The task: Can you lay out every line of the records below as a Markdown table with the columns Row and Text, numbering each line and leaving out any blank ones?

(Stored entries)
------------------------------------

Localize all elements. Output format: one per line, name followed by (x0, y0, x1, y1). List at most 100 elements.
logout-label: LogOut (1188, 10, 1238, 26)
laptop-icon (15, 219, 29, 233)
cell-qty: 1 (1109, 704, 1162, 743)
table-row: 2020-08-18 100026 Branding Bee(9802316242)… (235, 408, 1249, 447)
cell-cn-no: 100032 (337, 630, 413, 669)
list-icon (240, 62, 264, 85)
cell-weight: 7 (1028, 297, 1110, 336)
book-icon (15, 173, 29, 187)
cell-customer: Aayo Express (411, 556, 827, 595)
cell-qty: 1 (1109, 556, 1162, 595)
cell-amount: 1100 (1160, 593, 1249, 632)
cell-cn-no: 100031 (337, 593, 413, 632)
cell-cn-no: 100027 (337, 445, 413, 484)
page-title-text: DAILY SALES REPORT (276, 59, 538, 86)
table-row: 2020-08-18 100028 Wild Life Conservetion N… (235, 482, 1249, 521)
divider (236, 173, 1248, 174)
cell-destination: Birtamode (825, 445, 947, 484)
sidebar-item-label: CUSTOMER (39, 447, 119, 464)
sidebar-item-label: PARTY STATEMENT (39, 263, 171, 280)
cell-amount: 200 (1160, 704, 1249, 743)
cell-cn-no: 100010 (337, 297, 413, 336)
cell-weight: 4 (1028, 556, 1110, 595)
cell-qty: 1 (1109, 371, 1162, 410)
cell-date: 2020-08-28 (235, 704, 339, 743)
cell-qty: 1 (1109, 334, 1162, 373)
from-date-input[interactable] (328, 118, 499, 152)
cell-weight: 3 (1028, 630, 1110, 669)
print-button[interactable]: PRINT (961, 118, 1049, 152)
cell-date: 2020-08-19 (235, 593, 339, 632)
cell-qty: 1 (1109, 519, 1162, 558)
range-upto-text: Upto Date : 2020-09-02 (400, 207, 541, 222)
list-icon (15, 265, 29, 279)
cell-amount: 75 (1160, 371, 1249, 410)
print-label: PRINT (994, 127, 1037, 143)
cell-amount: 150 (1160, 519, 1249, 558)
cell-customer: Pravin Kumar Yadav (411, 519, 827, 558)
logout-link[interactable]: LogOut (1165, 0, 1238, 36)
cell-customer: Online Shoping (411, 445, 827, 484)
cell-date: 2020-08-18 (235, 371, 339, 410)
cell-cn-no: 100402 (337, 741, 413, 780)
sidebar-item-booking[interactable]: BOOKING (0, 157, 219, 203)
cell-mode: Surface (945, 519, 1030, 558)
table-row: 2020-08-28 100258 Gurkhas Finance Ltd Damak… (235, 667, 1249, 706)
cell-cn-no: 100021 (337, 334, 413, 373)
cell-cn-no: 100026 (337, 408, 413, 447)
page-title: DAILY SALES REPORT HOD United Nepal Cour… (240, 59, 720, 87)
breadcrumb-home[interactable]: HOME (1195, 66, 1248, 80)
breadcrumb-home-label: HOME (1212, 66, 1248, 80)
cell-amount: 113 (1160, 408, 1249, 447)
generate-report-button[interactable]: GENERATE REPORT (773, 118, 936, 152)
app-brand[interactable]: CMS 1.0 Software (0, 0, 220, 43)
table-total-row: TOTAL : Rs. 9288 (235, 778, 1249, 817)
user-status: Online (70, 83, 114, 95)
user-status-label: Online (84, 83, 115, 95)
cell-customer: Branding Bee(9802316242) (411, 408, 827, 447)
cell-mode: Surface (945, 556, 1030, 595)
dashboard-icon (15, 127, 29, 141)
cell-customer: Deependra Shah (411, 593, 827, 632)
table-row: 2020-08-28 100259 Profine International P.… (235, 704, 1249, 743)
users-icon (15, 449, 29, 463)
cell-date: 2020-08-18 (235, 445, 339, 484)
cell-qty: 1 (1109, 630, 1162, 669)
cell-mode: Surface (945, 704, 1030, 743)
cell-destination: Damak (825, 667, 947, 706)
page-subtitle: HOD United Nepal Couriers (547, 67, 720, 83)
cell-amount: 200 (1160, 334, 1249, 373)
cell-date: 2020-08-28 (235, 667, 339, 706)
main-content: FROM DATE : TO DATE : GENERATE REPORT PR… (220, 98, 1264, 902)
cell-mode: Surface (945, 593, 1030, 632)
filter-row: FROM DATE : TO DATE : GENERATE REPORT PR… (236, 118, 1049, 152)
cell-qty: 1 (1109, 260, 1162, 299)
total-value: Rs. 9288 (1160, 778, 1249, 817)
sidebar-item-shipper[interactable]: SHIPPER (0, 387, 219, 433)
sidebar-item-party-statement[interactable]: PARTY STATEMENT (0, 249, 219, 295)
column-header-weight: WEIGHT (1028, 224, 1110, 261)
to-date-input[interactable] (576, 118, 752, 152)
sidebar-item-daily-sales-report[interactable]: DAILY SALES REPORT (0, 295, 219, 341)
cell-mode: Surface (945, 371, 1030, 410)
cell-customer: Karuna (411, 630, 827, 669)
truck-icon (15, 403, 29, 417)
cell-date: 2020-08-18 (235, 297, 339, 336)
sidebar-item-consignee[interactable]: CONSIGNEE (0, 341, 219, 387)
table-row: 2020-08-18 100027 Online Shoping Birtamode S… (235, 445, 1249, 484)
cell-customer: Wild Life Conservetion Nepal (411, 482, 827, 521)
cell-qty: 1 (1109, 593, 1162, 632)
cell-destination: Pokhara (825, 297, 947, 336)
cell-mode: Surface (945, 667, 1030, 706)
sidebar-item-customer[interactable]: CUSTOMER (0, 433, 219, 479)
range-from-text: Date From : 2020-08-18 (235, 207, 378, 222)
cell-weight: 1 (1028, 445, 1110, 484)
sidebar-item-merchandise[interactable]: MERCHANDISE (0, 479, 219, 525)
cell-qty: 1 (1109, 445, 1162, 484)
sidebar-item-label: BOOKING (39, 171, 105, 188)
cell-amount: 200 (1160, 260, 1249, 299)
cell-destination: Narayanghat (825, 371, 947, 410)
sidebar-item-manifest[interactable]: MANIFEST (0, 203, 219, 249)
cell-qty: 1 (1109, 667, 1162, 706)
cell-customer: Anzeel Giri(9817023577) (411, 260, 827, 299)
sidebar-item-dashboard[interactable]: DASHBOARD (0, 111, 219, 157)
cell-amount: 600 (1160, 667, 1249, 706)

------------------------------------

Answer for this exercise:
| Row | Text |
|---|---|
| 1 | Localize all elements. Output format: one per line, name followed by (x0, y0, x1, y1). List at most 100 elements. |
| 2 | logout-label: LogOut (1188, 10, 1238, 26) |
| 3 | laptop-icon (15, 219, 29, 233) |
| 4 | cell-qty: 1 (1109, 704, 1162, 743) |
| 5 | table-row: 2020-08-18 100026 Branding Bee(9802316242)… (235, 408, 1249, 447) |
| 6 | cell-cn-no: 100032 (337, 630, 413, 669) |
| 7 | list-icon (240, 62, 264, 85) |
| 8 | cell-weight: 7 (1028, 297, 1110, 336) |
| 9 | book-icon (15, 173, 29, 187) |
| 10 | cell-customer: Aayo Express (411, 556, 827, 595) |
| 11 | cell-qty: 1 (1109, 556, 1162, 595) |
| 12 | cell-amount: 1100 (1160, 593, 1249, 632) |
| 13 | cell-cn-no: 100031 (337, 593, 413, 632) |
| 14 | cell-cn-no: 100027 (337, 445, 413, 484) |
| 15 | page-title-text: DAILY SALES REPORT (276, 59, 538, 86) |
| 16 | table-row: 2020-08-18 100028 Wild Life Conservetion N… (235, 482, 1249, 521) |
| 17 | divider (236, 173, 1248, 174) |
| 18 | cell-destination: Birtamode (825, 445, 947, 484) |
| 19 | sidebar-item-label: CUSTOMER (39, 447, 119, 464) |
| 20 | sidebar-item-label: PARTY STATEMENT (39, 263, 171, 280) |
| 21 | cell-amount: 200 (1160, 704, 1249, 743) |
| 22 | cell-cn-no: 100010 (337, 297, 413, 336) |
| 23 | cell-weight: 4 (1028, 556, 1110, 595) |
| 24 | cell-qty: 1 (1109, 371, 1162, 410) |
| 25 | cell-date: 2020-08-28 (235, 704, 339, 743) |
| 26 | cell-qty: 1 (1109, 334, 1162, 373) |
| 27 | from-date-input[interactable] (328, 118, 499, 152) |
| 28 | cell-weight: 3 (1028, 630, 1110, 669) |
| 29 | print-button[interactable]: PRINT (961, 118, 1049, 152) |
| 30 | cell-date: 2020-08-19 (235, 593, 339, 632) |
| 31 | cell-qty: 1 (1109, 519, 1162, 558) |
| 32 | range-upto-text: Upto Date : 2020-09-02 (400, 207, 541, 222) |
| 33 | list-icon (15, 265, 29, 279) |
| 34 | cell-amount: 75 (1160, 371, 1249, 410) |
| 35 | print-label: PRINT (994, 127, 1037, 143) |
| 36 | cell-amount: 150 (1160, 519, 1249, 558) |
| 37 | cell-customer: Pravin Kumar Yadav (411, 519, 827, 558) |
| 38 | logout-link[interactable]: LogOut (1165, 0, 1238, 36) |
| 39 | cell-customer: Online Shoping (411, 445, 827, 484) |
| 40 | cell-date: 2020-08-18 (235, 371, 339, 410) |
| 41 | cell-cn-no: 100402 (337, 741, 413, 780) |
| 42 | sidebar-item-booking[interactable]: BOOKING (0, 157, 219, 203) |
| 43 | cell-mode: Surface (945, 519, 1030, 558) |
| 44 | table-row: 2020-08-28 100258 Gurkhas Finance Ltd Damak… (235, 667, 1249, 706) |
| 45 | cell-cn-no: 100021 (337, 334, 413, 373) |
| 46 | cell-cn-no: 100026 (337, 408, 413, 447) |
| 47 | page-title: DAILY SALES REPORT HOD United Nepal Cour… (240, 59, 720, 87) |
| 48 | breadcrumb-home[interactable]: HOME (1195, 66, 1248, 80) |
| 49 | breadcrumb-home-label: HOME (1212, 66, 1248, 80) |
| 50 | cell-amount: 113 (1160, 408, 1249, 447) |
| 51 | generate-report-button[interactable]: GENERATE REPORT (773, 118, 936, 152) |
| 52 | app-brand[interactable]: CMS 1.0 Software (0, 0, 220, 43) |
| 53 | table-total-row: TOTAL : Rs. 9288 (235, 778, 1249, 817) |
| 54 | user-status: Online (70, 83, 114, 95) |
| 55 | user-status-label: Online (84, 83, 115, 95) |
| 56 | cell-customer: Branding Bee(9802316242) (411, 408, 827, 447) |
| 57 | cell-mode: Surface (945, 556, 1030, 595) |
| 58 | dashboard-icon (15, 127, 29, 141) |
| 59 | cell-customer: Deependra Shah (411, 593, 827, 632) |
| 60 | table-row: 2020-08-28 100259 Profine International P.… (235, 704, 1249, 743) |
| 61 | users-icon (15, 449, 29, 463) |
| 62 | cell-date: 2020-08-18 (235, 445, 339, 484) |
| 63 | cell-qty: 1 (1109, 630, 1162, 669) |
| 64 | cell-mode: Surface (945, 704, 1030, 743) |
| 65 | cell-destination: Damak (825, 667, 947, 706) |
| 66 | page-subtitle: HOD United Nepal Couriers (547, 67, 720, 83) |
| 67 | cell-amount: 200 (1160, 334, 1249, 373) |
| 68 | cell-date: 2020-08-28 (235, 667, 339, 706) |
| 69 | main-content: FROM DATE : TO DATE : GENERATE REPORT PR… (220, 98, 1264, 902) |
| 70 | cell-mode: Surface (945, 593, 1030, 632) |
| 71 | filter-row: FROM DATE : TO DATE : GENERATE REPORT PR… (236, 118, 1049, 152) |
| 72 | cell-qty: 1 (1109, 260, 1162, 299) |
| 73 | total-value: Rs. 9288 (1160, 778, 1249, 817) |
| 74 | sidebar-item-shipper[interactable]: SHIPPER (0, 387, 219, 433) |
| 75 | sidebar-item-party-statement[interactable]: PARTY STATEMENT (0, 249, 219, 295) |
| 76 | column-header-weight: WEIGHT (1028, 224, 1110, 261) |
| 77 | to-date-input[interactable] (576, 118, 752, 152) |
| 78 | sidebar-item-daily-sales-report[interactable]: DAILY SALES REPORT (0, 295, 219, 341) |
| 79 | cell-mode: Surface (945, 371, 1030, 410) |
| 80 | cell-customer: Karuna (411, 630, 827, 669) |
| 81 | truck-icon (15, 403, 29, 417) |
| 82 | cell-date: 2020-08-18 (235, 297, 339, 336) |
| 83 | sidebar-item-consignee[interactable]: CONSIGNEE (0, 341, 219, 387) |
| 84 | table-row: 2020-08-18 100027 Online Shoping Birtamode S… (235, 445, 1249, 484) |
| 85 | cell-customer: Wild Life Conservetion Nepal (411, 482, 827, 521) |
| 86 | cell-qty: 1 (1109, 593, 1162, 632) |
| 87 | cell-destination: Pokhara (825, 297, 947, 336) |
| 88 | cell-mode: Surface (945, 667, 1030, 706) |
| 89 | sidebar-item-customer[interactable]: CUSTOMER (0, 433, 219, 479) |
| 90 | range-from-text: Date From : 2020-08-18 (235, 207, 378, 222) |
| 91 | cell-weight: 1 (1028, 445, 1110, 484) |
| 92 | sidebar-item-merchandise[interactable]: MERCHANDISE (0, 479, 219, 525) |
| 93 | cell-qty: 1 (1109, 445, 1162, 484) |
| 94 | sidebar-item-label: BOOKING (39, 171, 105, 188) |
| 95 | cell-amount: 200 (1160, 260, 1249, 299) |
| 96 | cell-destination: Narayanghat (825, 371, 947, 410) |
| 97 | sidebar-item-manifest[interactable]: MANIFEST (0, 203, 219, 249) |
| 98 | cell-qty: 1 (1109, 667, 1162, 706) |
| 99 | cell-customer: Anzeel Giri(9817023577) (411, 260, 827, 299) |
| 100 | sidebar-item-dashboard[interactable]: DASHBOARD (0, 111, 219, 157) |
| 101 | cell-amount: 600 (1160, 667, 1249, 706) |